Data listing:
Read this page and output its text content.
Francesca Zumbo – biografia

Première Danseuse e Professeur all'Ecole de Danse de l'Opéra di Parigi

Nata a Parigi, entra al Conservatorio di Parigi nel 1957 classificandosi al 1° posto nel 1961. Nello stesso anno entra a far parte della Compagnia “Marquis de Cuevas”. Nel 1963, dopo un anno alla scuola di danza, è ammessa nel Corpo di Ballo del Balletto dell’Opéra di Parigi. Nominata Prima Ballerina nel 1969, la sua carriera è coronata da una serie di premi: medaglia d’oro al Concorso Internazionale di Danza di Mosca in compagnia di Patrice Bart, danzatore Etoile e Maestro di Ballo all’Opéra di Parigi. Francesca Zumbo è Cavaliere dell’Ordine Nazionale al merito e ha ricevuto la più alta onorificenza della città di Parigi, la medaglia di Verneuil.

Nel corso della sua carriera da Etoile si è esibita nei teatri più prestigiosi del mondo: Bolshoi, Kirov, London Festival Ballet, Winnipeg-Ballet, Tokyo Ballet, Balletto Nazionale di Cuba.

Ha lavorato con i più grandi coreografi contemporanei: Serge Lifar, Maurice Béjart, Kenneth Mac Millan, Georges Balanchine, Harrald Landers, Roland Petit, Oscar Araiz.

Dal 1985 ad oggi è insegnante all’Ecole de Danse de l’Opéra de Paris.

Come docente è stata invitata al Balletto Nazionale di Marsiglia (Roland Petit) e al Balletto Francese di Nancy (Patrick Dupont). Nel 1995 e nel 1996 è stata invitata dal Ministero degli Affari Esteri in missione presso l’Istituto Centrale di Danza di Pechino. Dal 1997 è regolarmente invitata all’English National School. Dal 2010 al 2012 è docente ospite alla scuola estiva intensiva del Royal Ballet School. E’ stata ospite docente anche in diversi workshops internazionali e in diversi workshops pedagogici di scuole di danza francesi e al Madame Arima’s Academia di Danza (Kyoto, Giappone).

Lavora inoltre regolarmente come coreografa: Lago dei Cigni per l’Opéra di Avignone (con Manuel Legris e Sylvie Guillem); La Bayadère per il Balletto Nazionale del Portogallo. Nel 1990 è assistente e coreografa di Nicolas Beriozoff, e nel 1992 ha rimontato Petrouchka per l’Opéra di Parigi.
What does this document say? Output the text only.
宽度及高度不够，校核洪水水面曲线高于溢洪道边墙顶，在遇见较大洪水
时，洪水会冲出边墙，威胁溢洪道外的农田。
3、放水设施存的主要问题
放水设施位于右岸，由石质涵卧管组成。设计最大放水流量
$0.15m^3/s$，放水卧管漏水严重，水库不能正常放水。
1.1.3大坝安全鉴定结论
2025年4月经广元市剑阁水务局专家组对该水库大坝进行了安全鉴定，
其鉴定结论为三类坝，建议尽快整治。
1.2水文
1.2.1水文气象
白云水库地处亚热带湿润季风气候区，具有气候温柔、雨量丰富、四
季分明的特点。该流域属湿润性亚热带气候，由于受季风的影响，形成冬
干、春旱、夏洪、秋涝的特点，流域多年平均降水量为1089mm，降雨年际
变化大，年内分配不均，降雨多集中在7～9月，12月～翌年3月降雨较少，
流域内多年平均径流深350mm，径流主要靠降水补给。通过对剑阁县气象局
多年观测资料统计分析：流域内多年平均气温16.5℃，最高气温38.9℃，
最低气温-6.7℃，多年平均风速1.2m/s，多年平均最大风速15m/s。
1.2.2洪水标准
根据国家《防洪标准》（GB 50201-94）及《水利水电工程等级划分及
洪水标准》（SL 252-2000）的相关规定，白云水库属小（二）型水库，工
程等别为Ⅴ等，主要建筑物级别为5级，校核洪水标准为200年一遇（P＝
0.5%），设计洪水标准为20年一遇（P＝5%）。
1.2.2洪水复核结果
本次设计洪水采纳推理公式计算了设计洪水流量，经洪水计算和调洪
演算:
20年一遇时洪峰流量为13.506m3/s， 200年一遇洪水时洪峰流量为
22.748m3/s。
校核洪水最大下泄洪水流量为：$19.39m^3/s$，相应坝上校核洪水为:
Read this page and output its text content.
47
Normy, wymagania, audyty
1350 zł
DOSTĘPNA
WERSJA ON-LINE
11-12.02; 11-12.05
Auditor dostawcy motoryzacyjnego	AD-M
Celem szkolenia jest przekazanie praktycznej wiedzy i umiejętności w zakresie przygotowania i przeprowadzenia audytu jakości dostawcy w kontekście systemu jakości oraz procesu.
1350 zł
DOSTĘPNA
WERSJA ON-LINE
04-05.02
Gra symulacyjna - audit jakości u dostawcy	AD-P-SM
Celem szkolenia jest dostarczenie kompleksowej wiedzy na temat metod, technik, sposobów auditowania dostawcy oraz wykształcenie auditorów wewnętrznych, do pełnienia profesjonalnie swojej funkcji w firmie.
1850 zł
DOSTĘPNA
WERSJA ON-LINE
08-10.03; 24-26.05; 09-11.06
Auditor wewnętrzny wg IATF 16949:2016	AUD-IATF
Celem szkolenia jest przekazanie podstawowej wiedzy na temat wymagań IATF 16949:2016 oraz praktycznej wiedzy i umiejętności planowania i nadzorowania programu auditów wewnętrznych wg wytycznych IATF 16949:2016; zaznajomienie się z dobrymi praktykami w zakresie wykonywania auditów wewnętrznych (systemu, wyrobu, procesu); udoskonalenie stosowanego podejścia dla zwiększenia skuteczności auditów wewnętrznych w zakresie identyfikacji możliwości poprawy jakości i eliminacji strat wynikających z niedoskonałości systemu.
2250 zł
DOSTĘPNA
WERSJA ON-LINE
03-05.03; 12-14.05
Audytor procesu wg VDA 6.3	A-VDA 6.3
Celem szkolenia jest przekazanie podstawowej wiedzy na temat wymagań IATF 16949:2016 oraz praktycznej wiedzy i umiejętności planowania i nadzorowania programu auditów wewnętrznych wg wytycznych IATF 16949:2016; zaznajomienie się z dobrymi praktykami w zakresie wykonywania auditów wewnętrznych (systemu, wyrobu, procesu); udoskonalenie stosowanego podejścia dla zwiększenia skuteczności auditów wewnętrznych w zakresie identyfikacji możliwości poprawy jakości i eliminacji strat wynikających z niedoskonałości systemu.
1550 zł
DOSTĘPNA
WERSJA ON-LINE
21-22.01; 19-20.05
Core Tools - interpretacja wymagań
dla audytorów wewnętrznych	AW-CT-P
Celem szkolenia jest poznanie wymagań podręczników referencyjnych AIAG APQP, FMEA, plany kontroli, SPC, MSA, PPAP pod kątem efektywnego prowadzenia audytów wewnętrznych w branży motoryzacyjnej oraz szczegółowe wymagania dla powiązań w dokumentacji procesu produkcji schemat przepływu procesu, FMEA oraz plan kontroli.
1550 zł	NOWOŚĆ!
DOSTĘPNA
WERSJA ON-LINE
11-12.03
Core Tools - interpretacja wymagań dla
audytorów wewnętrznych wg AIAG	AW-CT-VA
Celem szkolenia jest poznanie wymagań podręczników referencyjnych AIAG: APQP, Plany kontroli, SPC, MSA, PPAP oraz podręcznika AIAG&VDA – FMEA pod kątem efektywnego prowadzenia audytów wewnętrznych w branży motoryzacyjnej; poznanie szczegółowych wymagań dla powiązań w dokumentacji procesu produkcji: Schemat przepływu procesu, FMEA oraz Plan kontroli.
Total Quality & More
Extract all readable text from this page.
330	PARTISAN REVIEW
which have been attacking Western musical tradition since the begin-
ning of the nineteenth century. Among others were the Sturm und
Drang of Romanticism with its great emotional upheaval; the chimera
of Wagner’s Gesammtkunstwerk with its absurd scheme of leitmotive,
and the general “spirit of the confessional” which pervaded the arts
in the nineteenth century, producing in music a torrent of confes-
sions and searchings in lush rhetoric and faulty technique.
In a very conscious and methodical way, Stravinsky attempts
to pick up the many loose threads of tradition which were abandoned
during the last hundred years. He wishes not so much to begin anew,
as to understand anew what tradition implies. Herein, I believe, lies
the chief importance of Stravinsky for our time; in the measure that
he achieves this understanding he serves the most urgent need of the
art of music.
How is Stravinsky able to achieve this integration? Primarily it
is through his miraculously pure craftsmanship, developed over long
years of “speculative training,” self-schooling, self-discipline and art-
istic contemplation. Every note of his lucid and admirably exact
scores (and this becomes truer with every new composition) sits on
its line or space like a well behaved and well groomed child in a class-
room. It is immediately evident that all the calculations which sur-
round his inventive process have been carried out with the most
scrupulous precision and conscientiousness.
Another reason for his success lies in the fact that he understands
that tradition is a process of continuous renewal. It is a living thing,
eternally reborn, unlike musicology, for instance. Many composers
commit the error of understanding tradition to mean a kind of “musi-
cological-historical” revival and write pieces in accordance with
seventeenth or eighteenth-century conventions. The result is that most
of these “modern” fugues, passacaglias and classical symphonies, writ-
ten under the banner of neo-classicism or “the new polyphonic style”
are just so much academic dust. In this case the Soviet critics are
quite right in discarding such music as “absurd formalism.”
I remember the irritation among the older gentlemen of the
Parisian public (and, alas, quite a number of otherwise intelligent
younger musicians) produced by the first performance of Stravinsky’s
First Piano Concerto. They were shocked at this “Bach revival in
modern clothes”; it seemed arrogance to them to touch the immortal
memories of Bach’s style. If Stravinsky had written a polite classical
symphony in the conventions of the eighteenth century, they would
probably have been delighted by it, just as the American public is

**Your instructions:** For each line of the entries that includes "przepływu", show that line.

**Result for this task:**
Celem szkolenia jest poznanie wymagań podręczników referencyjnych AIAG APQP, FMEA, plany kontroli, SPC, MSA, PPAP pod kątem efektywnego prowadzenia audytów wewnętrznych w branży motoryzacyjnej oraz szczegółowe wymagania dla powiązań w dokumentacji procesu produkcji schemat przepływu procesu, FMEA oraz plan kontroli.
Celem szkolenia jest poznanie wymagań podręczników referencyjnych AIAG: APQP, Plany kontroli, SPC, MSA, PPAP oraz podręcznika AIAG&VDA – FMEA pod kątem efektywnego prowadzenia audytów wewnętrznych w branży motoryzacyjnej; poznanie szczegółowych wymagań dla powiązań w dokumentacji procesu produkcji: Schemat przepływu procesu, FMEA oraz Plan kontroli.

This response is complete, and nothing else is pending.